Task brief -
Would you repeat the listing exactly but omit every picture?
--- START Stored records ---
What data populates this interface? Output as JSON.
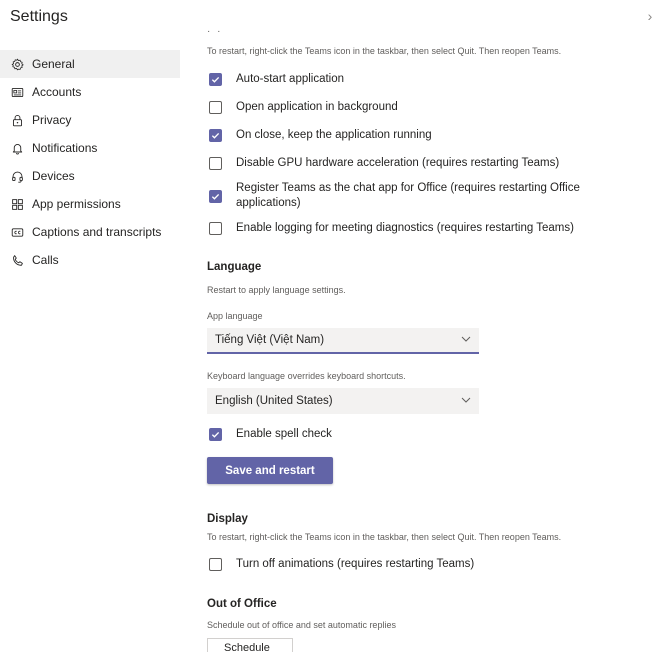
{
  "header": {
    "title": "Settings",
    "close_glyph": "›"
  },
  "sidebar": {
    "items": [
      {
        "label": "General",
        "icon": "gear-icon",
        "active": true
      },
      {
        "label": "Accounts",
        "icon": "id-card-icon"
      },
      {
        "label": "Privacy",
        "icon": "lock-icon"
      },
      {
        "label": "Notifications",
        "icon": "bell-icon"
      },
      {
        "label": "Devices",
        "icon": "headset-icon"
      },
      {
        "label": "App permissions",
        "icon": "apps-icon"
      },
      {
        "label": "Captions and transcripts",
        "icon": "cc-icon"
      },
      {
        "label": "Calls",
        "icon": "phone-icon"
      }
    ]
  },
  "application": {
    "dots": "· ·",
    "restart_note": "To restart, right-click the Teams icon in the taskbar, then select Quit. Then reopen Teams.",
    "options": [
      {
        "label": "Auto-start application",
        "checked": true
      },
      {
        "label": "Open application in background",
        "checked": false
      },
      {
        "label": "On close, keep the application running",
        "checked": true
      },
      {
        "label": "Disable GPU hardware acceleration (requires restarting Teams)",
        "checked": false
      },
      {
        "label": "Register Teams as the chat app for Office (requires restarting Office applications)",
        "checked": true
      },
      {
        "label": "Enable logging for meeting diagnostics (requires restarting Teams)",
        "checked": false
      }
    ]
  },
  "language": {
    "title": "Language",
    "note": "Restart to apply language settings.",
    "app_language_label": "App language",
    "app_language_value": "Tiếng Việt (Việt Nam)",
    "keyboard_note": "Keyboard language overrides keyboard shortcuts.",
    "keyboard_language_value": "English (United States)",
    "spell_check_label": "Enable spell check",
    "spell_check_checked": true,
    "save_button": "Save and restart"
  },
  "display": {
    "title": "Display",
    "note": "To restart, right-click the Teams icon in the taskbar, then select Quit. Then reopen Teams.",
    "animations_label": "Turn off animations (requires restarting Teams)",
    "animations_checked": false
  },
  "out_of_office": {
    "title": "Out of Office",
    "note": "Schedule out of office and set automatic replies",
    "button": "Schedule"
  },
  "colors": {
    "accent": "#6264a7",
    "text": "#252423",
    "subtle": "#605e5c",
    "field_bg": "#f3f2f1"
  }
}
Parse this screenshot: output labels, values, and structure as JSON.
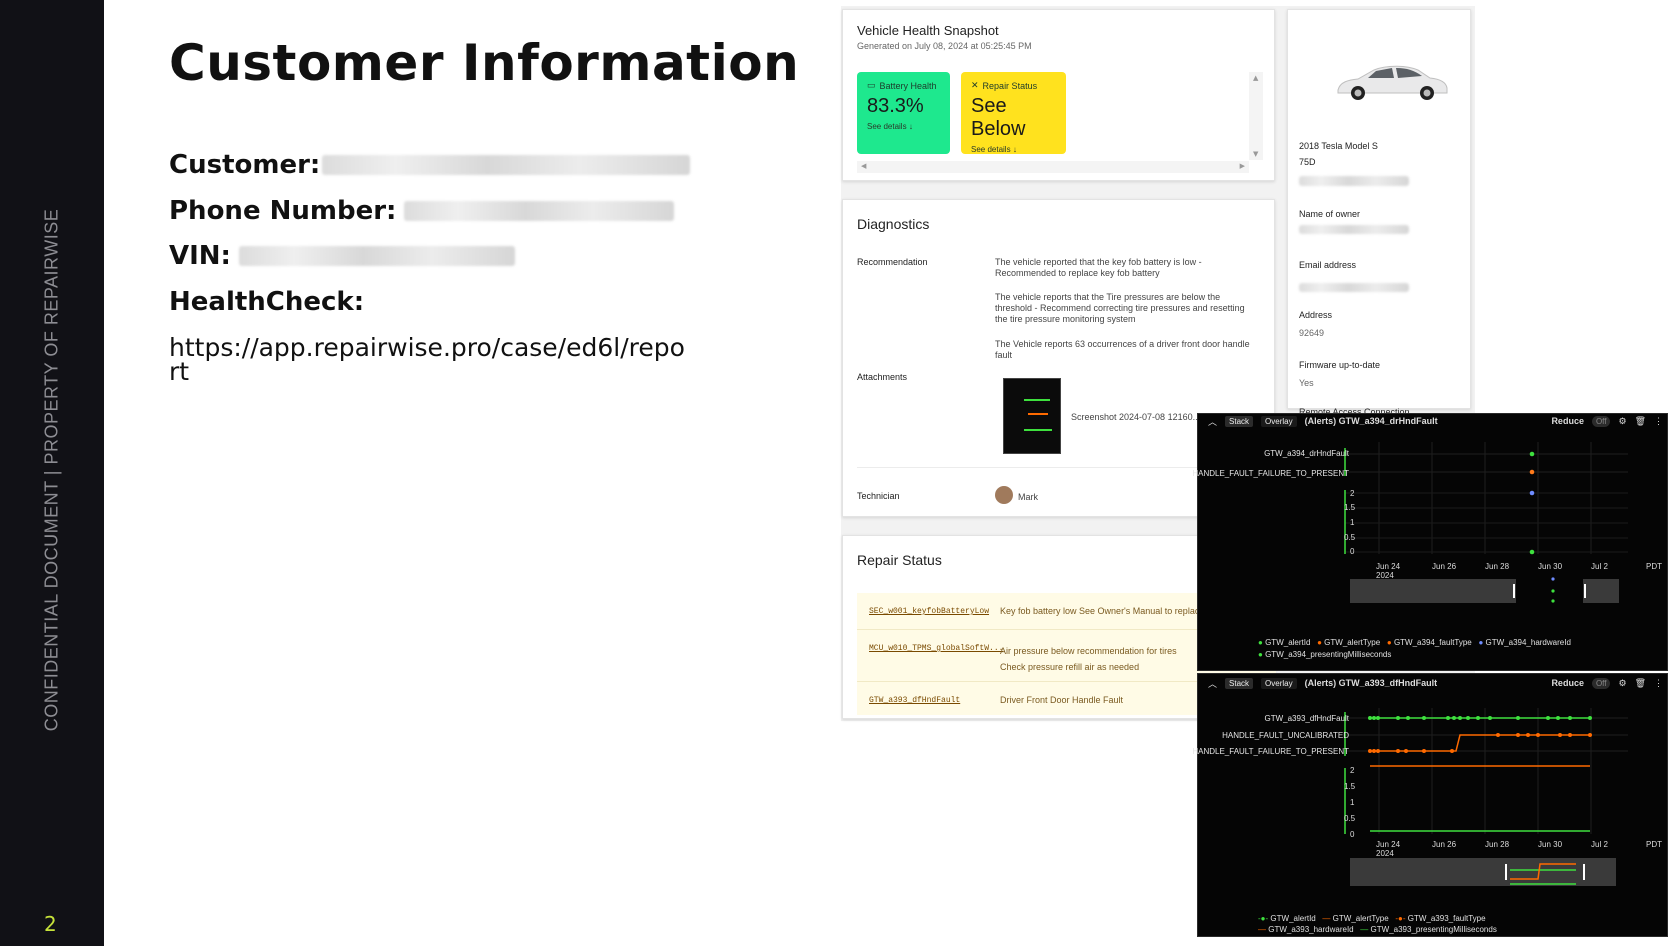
--- END Stored records ---
Correct output -
What data populates this interface? Output as JSON.
{
  "header": {
    "title": "Settings",
    "close_glyph": "›"
  },
  "sidebar": {
    "items": [
      {
        "label": "General",
        "icon": "gear-icon",
        "active": true
      },
      {
        "label": "Accounts",
        "icon": "id-card-icon"
      },
      {
        "label": "Privacy",
        "icon": "lock-icon"
      },
      {
        "label": "Notifications",
        "icon": "bell-icon"
      },
      {
        "label": "Devices",
        "icon": "headset-icon"
      },
      {
        "label": "App permissions",
        "icon": "apps-icon"
      },
      {
        "label": "Captions and transcripts",
        "icon": "cc-icon"
      },
      {
        "label": "Calls",
        "icon": "phone-icon"
      }
    ]
  },
  "application": {
    "dots": "· ·",
    "restart_note": "To restart, right-click the Teams icon in the taskbar, then select Quit. Then reopen Teams.",
    "options": [
      {
        "label": "Auto-start application",
        "checked": true
      },
      {
        "label": "Open application in background",
        "checked": false
      },
      {
        "label": "On close, keep the application running",
        "checked": true
      },
      {
        "label": "Disable GPU hardware acceleration (requires restarting Teams)",
        "checked": false
      },
      {
        "label": "Register Teams as the chat app for Office (requires restarting Office applications)",
        "checked": true
      },
      {
        "label": "Enable logging for meeting diagnostics (requires restarting Teams)",
        "checked": false
      }
    ]
  },
  "language": {
    "title": "Language",
    "note": "Restart to apply language settings.",
    "app_language_label": "App language",
    "app_language_value": "Tiếng Việt (Việt Nam)",
    "keyboard_note": "Keyboard language overrides keyboard shortcuts.",
    "keyboard_language_value": "English (United States)",
    "spell_check_label": "Enable spell check",
    "spell_check_checked": true,
    "save_button": "Save and restart"
  },
  "display": {
    "title": "Display",
    "note": "To restart, right-click the Teams icon in the taskbar, then select Quit. Then reopen Teams.",
    "animations_label": "Turn off animations (requires restarting Teams)",
    "animations_checked": false
  },
  "out_of_office": {
    "title": "Out of Office",
    "note": "Schedule out of office and set automatic replies",
    "button": "Schedule"
  },
  "colors": {
    "accent": "#6264a7",
    "text": "#252423",
    "subtle": "#605e5c",
    "field_bg": "#f3f2f1"
  }
}
Parse this screenshot: output labels, values, and structure as JSON.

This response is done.